Aim: In the entries below, find every line with "JSON" and copy it.

(Dataset rows)
================================

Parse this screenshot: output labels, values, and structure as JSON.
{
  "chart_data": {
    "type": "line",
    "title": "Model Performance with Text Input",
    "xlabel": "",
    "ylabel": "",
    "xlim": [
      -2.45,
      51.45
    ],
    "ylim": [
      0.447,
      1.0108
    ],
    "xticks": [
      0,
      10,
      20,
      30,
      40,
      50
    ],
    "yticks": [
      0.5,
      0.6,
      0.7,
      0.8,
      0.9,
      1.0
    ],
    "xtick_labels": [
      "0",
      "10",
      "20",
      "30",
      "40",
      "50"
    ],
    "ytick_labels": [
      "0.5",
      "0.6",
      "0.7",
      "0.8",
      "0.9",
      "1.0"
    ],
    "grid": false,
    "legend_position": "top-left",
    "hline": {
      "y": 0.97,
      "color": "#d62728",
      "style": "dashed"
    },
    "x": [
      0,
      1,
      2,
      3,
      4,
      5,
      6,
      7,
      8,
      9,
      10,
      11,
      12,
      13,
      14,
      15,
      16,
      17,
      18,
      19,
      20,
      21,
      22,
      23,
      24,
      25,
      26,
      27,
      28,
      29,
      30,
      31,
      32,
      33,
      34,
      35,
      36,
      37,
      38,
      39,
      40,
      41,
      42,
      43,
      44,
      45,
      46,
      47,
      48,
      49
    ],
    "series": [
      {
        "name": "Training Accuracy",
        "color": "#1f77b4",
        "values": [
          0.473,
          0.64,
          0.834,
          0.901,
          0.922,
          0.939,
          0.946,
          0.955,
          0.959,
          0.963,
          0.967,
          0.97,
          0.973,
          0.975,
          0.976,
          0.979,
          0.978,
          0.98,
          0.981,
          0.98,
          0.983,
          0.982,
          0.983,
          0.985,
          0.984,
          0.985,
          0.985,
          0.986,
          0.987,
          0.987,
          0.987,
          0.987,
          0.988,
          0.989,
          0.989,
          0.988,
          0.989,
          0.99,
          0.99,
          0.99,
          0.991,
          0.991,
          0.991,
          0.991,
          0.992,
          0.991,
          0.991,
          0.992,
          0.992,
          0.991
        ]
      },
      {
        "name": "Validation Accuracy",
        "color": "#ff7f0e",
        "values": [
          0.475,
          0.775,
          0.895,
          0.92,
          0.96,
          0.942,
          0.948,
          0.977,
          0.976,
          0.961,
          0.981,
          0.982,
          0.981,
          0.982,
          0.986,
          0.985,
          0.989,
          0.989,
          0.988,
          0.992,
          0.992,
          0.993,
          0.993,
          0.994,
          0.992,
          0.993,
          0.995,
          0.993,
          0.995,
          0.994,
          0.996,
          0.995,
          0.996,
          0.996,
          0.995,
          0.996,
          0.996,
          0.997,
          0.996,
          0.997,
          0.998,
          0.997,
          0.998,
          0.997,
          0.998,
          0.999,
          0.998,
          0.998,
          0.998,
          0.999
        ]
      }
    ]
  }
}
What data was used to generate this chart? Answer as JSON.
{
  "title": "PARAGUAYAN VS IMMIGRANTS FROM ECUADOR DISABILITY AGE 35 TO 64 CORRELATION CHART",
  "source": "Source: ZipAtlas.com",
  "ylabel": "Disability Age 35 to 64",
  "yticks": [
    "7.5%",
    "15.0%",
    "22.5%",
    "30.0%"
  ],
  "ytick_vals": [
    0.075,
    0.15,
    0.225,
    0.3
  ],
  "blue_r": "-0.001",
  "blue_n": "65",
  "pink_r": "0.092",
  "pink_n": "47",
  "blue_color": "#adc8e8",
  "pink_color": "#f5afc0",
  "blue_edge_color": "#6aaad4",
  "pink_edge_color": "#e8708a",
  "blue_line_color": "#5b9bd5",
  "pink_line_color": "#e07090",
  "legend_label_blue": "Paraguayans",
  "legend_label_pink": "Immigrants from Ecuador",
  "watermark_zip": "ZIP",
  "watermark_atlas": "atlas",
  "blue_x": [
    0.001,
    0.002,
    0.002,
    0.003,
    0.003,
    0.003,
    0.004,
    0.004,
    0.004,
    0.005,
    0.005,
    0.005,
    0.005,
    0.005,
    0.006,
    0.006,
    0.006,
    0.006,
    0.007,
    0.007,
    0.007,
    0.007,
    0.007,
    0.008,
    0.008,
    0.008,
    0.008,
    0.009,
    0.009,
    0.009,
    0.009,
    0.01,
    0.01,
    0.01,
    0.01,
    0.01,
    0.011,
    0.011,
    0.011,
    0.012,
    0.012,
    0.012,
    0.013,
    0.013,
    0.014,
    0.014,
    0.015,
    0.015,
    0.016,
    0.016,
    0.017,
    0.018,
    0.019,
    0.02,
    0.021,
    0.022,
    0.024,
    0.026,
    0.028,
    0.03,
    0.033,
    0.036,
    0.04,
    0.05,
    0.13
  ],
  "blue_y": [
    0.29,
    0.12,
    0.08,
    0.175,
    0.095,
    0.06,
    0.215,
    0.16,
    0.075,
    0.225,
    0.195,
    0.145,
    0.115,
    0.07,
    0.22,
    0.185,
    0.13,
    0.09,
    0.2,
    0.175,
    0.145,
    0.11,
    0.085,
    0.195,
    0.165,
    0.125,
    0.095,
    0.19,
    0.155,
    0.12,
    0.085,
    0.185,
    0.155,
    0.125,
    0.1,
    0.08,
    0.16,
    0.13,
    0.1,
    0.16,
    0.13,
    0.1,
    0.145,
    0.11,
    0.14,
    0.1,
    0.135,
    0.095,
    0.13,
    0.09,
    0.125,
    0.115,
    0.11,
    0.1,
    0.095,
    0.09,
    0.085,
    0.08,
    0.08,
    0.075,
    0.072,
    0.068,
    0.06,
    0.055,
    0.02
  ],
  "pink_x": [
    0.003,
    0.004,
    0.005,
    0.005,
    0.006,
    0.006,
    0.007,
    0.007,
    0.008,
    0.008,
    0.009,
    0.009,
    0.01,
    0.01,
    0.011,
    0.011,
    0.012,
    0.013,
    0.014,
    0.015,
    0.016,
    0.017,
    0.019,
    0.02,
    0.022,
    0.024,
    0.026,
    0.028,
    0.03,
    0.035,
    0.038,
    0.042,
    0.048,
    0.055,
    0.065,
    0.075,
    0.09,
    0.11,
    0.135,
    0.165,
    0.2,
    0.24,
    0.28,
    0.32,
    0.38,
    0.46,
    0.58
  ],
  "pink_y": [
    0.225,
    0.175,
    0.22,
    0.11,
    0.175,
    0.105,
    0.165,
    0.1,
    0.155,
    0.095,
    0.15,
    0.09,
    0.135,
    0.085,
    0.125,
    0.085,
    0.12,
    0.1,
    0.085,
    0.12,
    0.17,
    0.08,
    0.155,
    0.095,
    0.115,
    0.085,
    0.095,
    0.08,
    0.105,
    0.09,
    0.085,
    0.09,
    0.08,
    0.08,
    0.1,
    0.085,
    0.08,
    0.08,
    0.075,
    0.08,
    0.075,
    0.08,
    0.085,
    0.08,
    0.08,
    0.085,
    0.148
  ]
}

================================

The result:
Parse this screenshot: output labels, values, and structure as JSON.
What data was used to generate this chart? Answer as JSON.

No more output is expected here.